#### [EXCERPTED RECORDS]
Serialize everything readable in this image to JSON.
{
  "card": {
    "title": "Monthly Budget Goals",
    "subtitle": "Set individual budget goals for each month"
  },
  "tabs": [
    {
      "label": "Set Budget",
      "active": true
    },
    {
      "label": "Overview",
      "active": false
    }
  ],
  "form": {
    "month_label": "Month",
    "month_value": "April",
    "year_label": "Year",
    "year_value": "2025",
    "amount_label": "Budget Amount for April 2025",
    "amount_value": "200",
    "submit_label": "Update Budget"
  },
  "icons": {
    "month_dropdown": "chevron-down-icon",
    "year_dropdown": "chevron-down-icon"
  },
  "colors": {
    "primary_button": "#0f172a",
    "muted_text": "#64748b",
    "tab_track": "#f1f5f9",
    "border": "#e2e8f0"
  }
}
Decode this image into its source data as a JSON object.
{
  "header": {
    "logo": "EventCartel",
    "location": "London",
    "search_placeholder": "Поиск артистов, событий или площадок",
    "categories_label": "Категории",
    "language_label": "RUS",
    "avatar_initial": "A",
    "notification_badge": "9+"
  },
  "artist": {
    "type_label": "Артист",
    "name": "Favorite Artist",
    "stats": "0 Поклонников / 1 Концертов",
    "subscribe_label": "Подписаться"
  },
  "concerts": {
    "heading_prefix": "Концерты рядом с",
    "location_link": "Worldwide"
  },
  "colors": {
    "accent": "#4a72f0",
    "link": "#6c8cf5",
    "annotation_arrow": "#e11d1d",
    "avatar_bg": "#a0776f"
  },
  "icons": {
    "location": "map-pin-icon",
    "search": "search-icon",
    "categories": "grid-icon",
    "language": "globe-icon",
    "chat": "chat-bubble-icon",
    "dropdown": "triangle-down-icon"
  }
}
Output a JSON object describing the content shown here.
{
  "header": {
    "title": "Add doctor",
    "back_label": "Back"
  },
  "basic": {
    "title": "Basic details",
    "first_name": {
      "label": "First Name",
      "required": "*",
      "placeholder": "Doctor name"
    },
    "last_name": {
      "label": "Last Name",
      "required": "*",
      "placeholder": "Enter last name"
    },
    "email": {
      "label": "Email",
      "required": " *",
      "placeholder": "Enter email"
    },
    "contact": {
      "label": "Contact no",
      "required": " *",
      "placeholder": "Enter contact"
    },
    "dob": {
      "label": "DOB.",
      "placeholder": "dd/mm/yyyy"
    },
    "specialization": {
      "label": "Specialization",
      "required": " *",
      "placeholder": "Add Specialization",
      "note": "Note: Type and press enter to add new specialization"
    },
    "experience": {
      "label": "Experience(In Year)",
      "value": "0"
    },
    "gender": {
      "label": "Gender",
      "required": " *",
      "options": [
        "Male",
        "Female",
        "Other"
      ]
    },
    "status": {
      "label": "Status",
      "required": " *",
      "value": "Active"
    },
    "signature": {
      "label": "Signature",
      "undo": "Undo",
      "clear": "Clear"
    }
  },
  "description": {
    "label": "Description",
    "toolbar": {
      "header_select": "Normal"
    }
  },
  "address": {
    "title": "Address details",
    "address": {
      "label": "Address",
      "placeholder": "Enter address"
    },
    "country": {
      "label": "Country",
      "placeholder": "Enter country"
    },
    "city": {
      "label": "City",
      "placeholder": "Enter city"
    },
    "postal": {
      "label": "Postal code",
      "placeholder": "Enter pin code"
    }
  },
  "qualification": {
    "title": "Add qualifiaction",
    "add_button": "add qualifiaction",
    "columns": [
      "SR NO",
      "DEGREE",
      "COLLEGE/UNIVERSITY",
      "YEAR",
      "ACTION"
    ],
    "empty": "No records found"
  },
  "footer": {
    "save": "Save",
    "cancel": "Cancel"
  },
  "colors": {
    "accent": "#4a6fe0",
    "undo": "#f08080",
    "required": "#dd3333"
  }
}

#### [WHAT YOU WILL DO]
Your task is to quote the listing above word for word.

#### [COMPLETE OUTPUT]
Serialize everything readable in this image to JSON.
{
  "card": {
    "title": "Monthly Budget Goals",
    "subtitle": "Set individual budget goals for each month"
  },
  "tabs": [
    {
      "label": "Set Budget",
      "active": true
    },
    {
      "label": "Overview",
      "active": false
    }
  ],
  "form": {
    "month_label": "Month",
    "month_value": "April",
    "year_label": "Year",
    "year_value": "2025",
    "amount_label": "Budget Amount for April 2025",
    "amount_value": "200",
    "submit_label": "Update Budget"
  },
  "icons": {
    "month_dropdown": "chevron-down-icon",
    "year_dropdown": "chevron-down-icon"
  },
  "colors": {
    "primary_button": "#0f172a",
    "muted_text": "#64748b",
    "tab_track": "#f1f5f9",
    "border": "#e2e8f0"
  }
}
Decode this image into its source data as a JSON object.
{
  "header": {
    "logo": "EventCartel",
    "location": "London",
    "search_placeholder": "Поиск артистов, событий или площадок",
    "categories_label": "Категории",
    "language_label": "RUS",
    "avatar_initial": "A",
    "notification_badge": "9+"
  },
  "artist": {
    "type_label": "Артист",
    "name": "Favorite Artist",
    "stats": "0 Поклонников / 1 Концертов",
    "subscribe_label": "Подписаться"
  },
  "concerts": {
    "heading_prefix": "Концерты рядом с",
    "location_link": "Worldwide"
  },
  "colors": {
    "accent": "#4a72f0",
    "link": "#6c8cf5",
    "annotation_arrow": "#e11d1d",
    "avatar_bg": "#a0776f"
  },
  "icons": {
    "location": "map-pin-icon",
    "search": "search-icon",
    "categories": "grid-icon",
    "language": "globe-icon",
    "chat": "chat-bubble-icon",
    "dropdown": "triangle-down-icon"
  }
}
Output a JSON object describing the content shown here.
{
  "header": {
    "title": "Add doctor",
    "back_label": "Back"
  },
  "basic": {
    "title": "Basic details",
    "first_name": {
      "label": "First Name",
      "required": "*",
      "placeholder": "Doctor name"
    },
    "last_name": {
      "label": "Last Name",
      "required": "*",
      "placeholder": "Enter last name"
    },
    "email": {
      "label": "Email",
      "required": " *",
      "placeholder": "Enter email"
    },
    "contact": {
      "label": "Contact no",
      "required": " *",
      "placeholder": "Enter contact"
    },
    "dob": {
      "label": "DOB.",
      "placeholder": "dd/mm/yyyy"
    },
    "specialization": {
      "label": "Specialization",
      "required": " *",
      "placeholder": "Add Specialization",
      "note": "Note: Type and press enter to add new specialization"
    },
    "experience": {
      "label": "Experience(In Year)",
      "value": "0"
    },
    "gender": {
      "label": "Gender",
      "required": " *",
      "options": [
        "Male",
        "Female",
        "Other"
      ]
    },
    "status": {
      "label": "Status",
      "required": " *",
      "value": "Active"
    },
    "signature": {
      "label": "Signature",
      "undo": "Undo",
      "clear": "Clear"
    }
  },
  "description": {
    "label": "Description",
    "toolbar": {
      "header_select": "Normal"
    }
  },
  "address": {
    "title": "Address details",
    "address": {
      "label": "Address",
      "placeholder": "Enter address"
    },
    "country": {
      "label": "Country",
      "placeholder": "Enter country"
    },
    "city": {
      "label": "City",
      "placeholder": "Enter city"
    },
    "postal": {
      "label": "Postal code",
      "placeholder": "Enter pin code"
    }
  },
  "qualification": {
    "title": "Add qualifiaction",
    "add_button": "add qualifiaction",
    "columns": [
      "SR NO",
      "DEGREE",
      "COLLEGE/UNIVERSITY",
      "YEAR",
      "ACTION"
    ],
    "empty": "No records found"
  },
  "footer": {
    "save": "Save",
    "cancel": "Cancel"
  },
  "colors": {
    "accent": "#4a6fe0",
    "undo": "#f08080",
    "required": "#dd3333"
  }
}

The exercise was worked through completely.